→ **What is required**
Find the lines with "Minnesota" in them and copy them out.

* Begin *

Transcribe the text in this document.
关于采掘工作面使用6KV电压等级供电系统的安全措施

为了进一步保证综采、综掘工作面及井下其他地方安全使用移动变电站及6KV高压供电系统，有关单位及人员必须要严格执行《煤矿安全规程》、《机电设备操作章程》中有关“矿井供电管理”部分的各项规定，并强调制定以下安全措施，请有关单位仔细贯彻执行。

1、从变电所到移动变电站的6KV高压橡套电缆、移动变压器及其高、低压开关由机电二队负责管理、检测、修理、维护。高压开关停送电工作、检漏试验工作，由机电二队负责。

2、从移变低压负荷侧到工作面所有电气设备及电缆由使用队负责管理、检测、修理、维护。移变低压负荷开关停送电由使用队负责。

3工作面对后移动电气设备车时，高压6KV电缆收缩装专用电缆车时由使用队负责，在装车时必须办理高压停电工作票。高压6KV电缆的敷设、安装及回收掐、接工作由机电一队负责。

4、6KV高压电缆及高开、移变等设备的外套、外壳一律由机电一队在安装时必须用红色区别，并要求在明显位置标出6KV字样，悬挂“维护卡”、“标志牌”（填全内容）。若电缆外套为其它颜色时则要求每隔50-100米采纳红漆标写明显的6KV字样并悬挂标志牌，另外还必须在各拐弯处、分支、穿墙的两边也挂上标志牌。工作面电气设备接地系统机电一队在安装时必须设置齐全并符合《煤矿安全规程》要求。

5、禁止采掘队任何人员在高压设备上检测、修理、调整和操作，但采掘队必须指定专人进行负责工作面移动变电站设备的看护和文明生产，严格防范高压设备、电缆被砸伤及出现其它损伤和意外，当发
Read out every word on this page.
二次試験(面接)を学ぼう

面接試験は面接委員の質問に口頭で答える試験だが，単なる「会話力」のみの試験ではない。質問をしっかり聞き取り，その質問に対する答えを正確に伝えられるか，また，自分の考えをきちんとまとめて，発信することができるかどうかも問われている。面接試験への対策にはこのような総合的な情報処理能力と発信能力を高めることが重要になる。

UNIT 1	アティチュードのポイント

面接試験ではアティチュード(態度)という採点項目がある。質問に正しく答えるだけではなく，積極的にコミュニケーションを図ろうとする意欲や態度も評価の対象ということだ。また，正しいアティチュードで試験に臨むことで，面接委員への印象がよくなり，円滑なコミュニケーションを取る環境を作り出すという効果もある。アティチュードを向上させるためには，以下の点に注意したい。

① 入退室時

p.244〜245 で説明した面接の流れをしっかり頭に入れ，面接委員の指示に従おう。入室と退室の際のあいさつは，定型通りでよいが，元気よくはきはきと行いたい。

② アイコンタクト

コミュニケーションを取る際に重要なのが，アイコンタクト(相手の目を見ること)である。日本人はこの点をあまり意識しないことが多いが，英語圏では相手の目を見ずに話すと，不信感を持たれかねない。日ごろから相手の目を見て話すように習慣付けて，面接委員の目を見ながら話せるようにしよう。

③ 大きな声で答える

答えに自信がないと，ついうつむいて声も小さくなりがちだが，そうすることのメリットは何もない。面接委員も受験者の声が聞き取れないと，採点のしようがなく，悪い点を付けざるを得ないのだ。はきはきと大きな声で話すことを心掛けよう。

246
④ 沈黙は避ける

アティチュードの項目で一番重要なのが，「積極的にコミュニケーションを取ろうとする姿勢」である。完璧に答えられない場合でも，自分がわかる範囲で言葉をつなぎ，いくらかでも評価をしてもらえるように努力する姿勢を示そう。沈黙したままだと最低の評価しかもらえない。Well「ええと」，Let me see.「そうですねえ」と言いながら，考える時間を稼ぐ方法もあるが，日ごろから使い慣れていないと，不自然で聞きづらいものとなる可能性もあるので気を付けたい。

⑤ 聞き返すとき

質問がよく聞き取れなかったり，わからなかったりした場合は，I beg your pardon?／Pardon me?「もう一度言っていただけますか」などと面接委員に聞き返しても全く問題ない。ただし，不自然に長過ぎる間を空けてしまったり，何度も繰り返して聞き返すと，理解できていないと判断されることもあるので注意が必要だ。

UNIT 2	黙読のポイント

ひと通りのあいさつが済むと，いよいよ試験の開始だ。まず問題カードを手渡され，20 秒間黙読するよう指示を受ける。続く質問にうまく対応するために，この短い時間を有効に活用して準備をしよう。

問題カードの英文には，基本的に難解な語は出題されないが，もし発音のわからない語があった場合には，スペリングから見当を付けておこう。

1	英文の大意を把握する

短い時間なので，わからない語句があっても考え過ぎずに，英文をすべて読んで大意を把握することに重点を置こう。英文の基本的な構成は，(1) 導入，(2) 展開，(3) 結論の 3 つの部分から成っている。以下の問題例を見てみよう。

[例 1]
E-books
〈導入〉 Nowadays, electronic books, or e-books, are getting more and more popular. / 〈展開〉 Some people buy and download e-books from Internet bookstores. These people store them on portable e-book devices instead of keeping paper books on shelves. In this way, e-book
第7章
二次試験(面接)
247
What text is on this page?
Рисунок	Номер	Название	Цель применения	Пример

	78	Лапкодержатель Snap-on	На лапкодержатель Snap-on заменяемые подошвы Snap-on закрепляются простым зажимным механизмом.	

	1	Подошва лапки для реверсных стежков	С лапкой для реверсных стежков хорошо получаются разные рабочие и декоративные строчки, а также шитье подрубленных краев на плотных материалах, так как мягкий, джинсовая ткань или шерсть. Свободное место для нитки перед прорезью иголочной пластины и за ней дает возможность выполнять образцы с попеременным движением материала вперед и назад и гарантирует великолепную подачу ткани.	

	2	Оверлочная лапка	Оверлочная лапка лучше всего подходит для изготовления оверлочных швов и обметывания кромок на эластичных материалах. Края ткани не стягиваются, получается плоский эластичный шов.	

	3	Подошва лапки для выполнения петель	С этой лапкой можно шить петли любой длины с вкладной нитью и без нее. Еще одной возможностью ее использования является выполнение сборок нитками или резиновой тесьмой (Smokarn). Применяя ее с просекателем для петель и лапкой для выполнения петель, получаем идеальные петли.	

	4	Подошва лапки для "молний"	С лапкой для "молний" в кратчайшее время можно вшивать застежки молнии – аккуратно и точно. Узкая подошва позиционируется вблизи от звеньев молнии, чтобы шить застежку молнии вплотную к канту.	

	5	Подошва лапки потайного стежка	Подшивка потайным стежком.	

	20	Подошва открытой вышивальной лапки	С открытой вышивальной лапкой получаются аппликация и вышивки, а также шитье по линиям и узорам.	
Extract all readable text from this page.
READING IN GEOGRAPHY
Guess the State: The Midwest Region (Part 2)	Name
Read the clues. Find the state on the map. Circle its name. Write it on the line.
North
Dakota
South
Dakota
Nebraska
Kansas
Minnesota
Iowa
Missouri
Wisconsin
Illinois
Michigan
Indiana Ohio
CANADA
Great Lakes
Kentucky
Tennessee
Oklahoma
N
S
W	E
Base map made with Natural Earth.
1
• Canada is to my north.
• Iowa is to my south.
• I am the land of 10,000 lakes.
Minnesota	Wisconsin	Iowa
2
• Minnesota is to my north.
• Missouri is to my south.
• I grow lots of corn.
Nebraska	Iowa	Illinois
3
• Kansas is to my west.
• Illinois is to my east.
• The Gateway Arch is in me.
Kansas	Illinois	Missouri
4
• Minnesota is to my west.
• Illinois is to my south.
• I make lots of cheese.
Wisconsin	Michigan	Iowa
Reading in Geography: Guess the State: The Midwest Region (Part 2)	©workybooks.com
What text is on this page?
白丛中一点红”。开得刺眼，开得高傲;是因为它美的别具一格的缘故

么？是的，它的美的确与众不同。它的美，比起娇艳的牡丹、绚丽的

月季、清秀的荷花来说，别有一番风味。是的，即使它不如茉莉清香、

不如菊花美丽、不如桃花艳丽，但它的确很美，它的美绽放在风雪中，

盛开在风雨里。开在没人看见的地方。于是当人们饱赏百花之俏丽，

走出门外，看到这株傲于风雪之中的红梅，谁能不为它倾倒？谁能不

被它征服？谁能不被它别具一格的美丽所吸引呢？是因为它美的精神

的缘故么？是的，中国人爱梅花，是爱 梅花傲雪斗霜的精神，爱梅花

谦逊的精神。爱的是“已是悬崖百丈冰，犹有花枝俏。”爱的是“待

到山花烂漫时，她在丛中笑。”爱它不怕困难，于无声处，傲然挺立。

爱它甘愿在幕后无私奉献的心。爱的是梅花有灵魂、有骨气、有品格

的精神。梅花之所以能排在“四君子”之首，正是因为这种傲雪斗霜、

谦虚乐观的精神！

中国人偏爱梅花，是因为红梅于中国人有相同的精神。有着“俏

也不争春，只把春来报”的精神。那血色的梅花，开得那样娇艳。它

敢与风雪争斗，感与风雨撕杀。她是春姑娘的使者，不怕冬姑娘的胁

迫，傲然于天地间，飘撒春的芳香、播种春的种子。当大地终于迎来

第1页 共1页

* End *

→ **Expected output**
Minnesota
Minnesota	Wisconsin	Iowa
• Minnesota is to my north.
• Minnesota is to my west.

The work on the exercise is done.